**PROVIDED ENTRIES**
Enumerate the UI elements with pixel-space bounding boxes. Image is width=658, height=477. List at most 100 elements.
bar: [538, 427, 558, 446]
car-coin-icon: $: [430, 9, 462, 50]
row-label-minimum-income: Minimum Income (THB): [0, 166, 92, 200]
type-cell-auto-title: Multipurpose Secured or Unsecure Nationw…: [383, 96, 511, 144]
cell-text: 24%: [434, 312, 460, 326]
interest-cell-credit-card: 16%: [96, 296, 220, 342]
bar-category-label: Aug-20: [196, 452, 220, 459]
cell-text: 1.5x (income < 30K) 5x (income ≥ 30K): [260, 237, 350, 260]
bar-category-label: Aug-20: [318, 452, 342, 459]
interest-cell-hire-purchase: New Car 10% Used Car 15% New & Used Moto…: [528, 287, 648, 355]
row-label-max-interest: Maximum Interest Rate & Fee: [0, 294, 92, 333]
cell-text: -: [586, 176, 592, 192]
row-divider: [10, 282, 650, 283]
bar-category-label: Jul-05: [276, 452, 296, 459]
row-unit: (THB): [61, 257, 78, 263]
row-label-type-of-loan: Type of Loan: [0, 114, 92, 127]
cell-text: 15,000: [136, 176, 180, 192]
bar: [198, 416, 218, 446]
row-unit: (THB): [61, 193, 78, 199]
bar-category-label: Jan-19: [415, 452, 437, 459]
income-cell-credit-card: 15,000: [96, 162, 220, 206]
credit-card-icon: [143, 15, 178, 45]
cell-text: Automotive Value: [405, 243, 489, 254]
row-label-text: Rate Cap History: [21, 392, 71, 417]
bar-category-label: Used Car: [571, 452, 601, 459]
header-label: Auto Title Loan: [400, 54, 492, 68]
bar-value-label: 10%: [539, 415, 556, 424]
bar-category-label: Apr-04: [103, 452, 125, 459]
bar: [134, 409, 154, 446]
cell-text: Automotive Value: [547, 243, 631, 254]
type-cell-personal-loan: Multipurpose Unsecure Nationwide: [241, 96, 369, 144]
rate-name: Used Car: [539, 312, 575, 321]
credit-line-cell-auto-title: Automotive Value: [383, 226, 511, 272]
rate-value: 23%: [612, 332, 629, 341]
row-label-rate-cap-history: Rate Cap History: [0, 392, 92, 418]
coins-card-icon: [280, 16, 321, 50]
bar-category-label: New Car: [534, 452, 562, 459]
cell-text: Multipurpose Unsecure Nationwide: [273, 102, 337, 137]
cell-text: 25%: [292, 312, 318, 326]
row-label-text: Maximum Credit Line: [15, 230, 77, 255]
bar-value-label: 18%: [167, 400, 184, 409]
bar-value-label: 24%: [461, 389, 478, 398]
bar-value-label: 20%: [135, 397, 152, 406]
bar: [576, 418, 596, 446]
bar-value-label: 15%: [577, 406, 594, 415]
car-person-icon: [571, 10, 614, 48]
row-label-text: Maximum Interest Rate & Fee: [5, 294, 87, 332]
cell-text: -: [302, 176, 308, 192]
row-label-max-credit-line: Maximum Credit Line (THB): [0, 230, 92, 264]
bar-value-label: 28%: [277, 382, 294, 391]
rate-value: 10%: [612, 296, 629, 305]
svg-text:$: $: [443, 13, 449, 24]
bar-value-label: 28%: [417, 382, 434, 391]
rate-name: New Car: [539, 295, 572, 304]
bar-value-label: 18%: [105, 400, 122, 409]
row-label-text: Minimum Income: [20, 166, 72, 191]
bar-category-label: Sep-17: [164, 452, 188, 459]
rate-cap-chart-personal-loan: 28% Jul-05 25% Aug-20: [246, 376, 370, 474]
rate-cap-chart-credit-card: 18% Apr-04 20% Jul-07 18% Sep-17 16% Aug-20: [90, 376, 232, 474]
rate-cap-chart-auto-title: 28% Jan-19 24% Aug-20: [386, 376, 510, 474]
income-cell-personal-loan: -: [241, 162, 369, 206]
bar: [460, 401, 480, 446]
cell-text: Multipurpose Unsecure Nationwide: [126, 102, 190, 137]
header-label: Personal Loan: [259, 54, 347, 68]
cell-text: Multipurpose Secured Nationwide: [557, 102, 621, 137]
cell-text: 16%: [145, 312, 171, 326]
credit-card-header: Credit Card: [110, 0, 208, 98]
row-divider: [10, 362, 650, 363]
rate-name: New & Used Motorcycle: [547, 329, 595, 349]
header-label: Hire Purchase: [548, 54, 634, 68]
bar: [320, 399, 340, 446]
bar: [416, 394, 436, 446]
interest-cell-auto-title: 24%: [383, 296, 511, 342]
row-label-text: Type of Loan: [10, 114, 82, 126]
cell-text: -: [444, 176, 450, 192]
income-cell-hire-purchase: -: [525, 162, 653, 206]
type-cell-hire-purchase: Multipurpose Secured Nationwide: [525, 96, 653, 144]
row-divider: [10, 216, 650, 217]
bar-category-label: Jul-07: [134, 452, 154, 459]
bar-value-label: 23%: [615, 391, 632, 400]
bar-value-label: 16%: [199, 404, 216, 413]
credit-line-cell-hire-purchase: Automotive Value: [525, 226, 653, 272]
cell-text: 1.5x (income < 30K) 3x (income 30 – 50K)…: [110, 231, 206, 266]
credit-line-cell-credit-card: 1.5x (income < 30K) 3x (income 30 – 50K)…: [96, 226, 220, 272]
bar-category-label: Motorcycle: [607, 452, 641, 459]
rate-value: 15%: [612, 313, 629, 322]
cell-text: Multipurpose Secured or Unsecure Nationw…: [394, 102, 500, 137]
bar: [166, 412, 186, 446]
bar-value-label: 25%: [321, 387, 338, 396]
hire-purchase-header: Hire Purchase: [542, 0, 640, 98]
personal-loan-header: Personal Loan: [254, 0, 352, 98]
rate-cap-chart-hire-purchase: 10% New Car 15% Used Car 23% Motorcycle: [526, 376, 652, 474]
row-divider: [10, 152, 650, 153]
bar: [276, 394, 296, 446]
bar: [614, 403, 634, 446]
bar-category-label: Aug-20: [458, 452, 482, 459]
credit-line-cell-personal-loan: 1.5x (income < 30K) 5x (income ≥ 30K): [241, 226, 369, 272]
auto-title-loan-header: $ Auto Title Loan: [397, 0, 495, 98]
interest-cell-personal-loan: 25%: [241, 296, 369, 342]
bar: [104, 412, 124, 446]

**EXERCISE BRIEF**
Print the listing above from its first line through the line that contains "bar-category-label: Aug-20: [196, 452, 220, 459]", inclusive.

**RESPONSE TO THE EXERCISE**
Enumerate the UI elements with pixel-space bounding boxes. Image is width=658, height=477. List at most 100 elements.
bar: [538, 427, 558, 446]
car-coin-icon: $: [430, 9, 462, 50]
row-label-minimum-income: Minimum Income (THB): [0, 166, 92, 200]
type-cell-auto-title: Multipurpose Secured or Unsecure Nationw…: [383, 96, 511, 144]
cell-text: 24%: [434, 312, 460, 326]
interest-cell-credit-card: 16%: [96, 296, 220, 342]
bar-category-label: Aug-20: [196, 452, 220, 459]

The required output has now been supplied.